• WHAT YOU NEED TO DO: Output each entry that follows exactly. Images stay out.

BEGIN MATERIAL

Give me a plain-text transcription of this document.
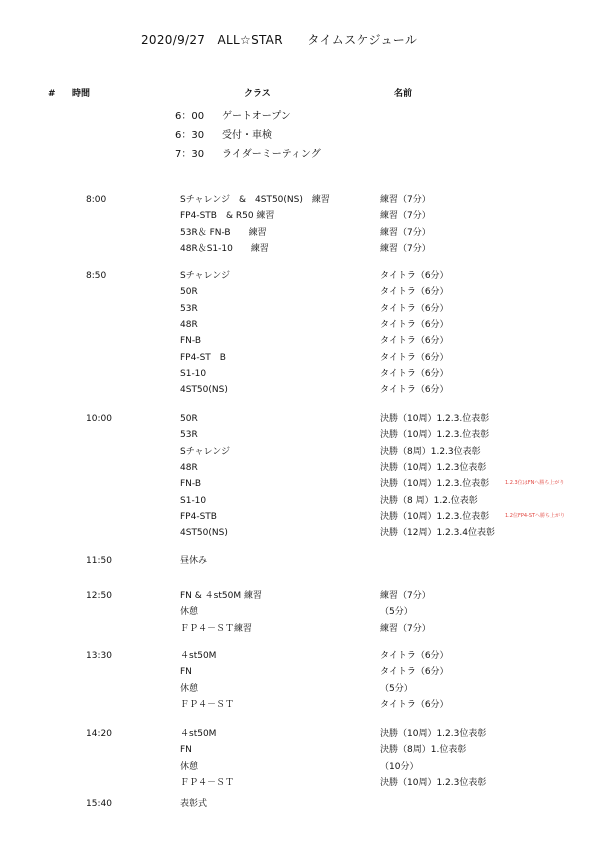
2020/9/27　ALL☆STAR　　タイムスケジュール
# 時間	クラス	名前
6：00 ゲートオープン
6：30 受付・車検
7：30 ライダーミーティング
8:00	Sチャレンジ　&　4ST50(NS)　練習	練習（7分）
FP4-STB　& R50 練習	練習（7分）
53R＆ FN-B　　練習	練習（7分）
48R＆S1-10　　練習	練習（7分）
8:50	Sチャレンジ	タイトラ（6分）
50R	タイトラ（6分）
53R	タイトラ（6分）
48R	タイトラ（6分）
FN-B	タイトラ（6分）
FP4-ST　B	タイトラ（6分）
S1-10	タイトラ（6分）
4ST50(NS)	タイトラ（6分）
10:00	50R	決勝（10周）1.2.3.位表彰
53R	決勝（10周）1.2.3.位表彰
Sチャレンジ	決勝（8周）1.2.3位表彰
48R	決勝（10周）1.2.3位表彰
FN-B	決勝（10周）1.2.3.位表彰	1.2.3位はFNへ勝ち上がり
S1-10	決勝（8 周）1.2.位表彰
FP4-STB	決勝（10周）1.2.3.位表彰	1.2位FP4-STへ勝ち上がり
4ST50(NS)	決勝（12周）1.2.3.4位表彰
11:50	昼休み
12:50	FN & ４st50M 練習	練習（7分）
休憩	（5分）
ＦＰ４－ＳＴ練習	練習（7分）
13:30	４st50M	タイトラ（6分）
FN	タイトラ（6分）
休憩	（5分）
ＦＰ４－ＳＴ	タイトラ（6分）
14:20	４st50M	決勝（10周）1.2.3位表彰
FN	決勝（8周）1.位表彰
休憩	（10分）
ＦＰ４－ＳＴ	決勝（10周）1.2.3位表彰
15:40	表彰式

END MATERIAL

• THE COMPLETED TASK:
Give me a plain-text transcription of this document.
2020/9/27　ALL☆STAR　　タイムスケジュール
# 時間	クラス	名前
6：00 ゲートオープン
6：30 受付・車検
7：30 ライダーミーティング
8:00	Sチャレンジ　&　4ST50(NS)　練習	練習（7分）
FP4-STB　& R50 練習	練習（7分）
53R＆ FN-B　　練習	練習（7分）
48R＆S1-10　　練習	練習（7分）
8:50	Sチャレンジ	タイトラ（6分）
50R	タイトラ（6分）
53R	タイトラ（6分）
48R	タイトラ（6分）
FN-B	タイトラ（6分）
FP4-ST　B	タイトラ（6分）
S1-10	タイトラ（6分）
4ST50(NS)	タイトラ（6分）
10:00	50R	決勝（10周）1.2.3.位表彰
53R	決勝（10周）1.2.3.位表彰
Sチャレンジ	決勝（8周）1.2.3位表彰
48R	決勝（10周）1.2.3位表彰
FN-B	決勝（10周）1.2.3.位表彰	1.2.3位はFNへ勝ち上がり
S1-10	決勝（8 周）1.2.位表彰
FP4-STB	決勝（10周）1.2.3.位表彰	1.2位FP4-STへ勝ち上がり
4ST50(NS)	決勝（12周）1.2.3.4位表彰
11:50	昼休み
12:50	FN & ４st50M 練習	練習（7分）
休憩	（5分）
ＦＰ４－ＳＴ練習	練習（7分）
13:30	４st50M	タイトラ（6分）
FN	タイトラ（6分）
休憩	（5分）
ＦＰ４－ＳＴ	タイトラ（6分）
14:20	４st50M	決勝（10周）1.2.3位表彰
FN	決勝（8周）1.位表彰
休憩	（10分）
ＦＰ４－ＳＴ	決勝（10周）1.2.3位表彰
15:40	表彰式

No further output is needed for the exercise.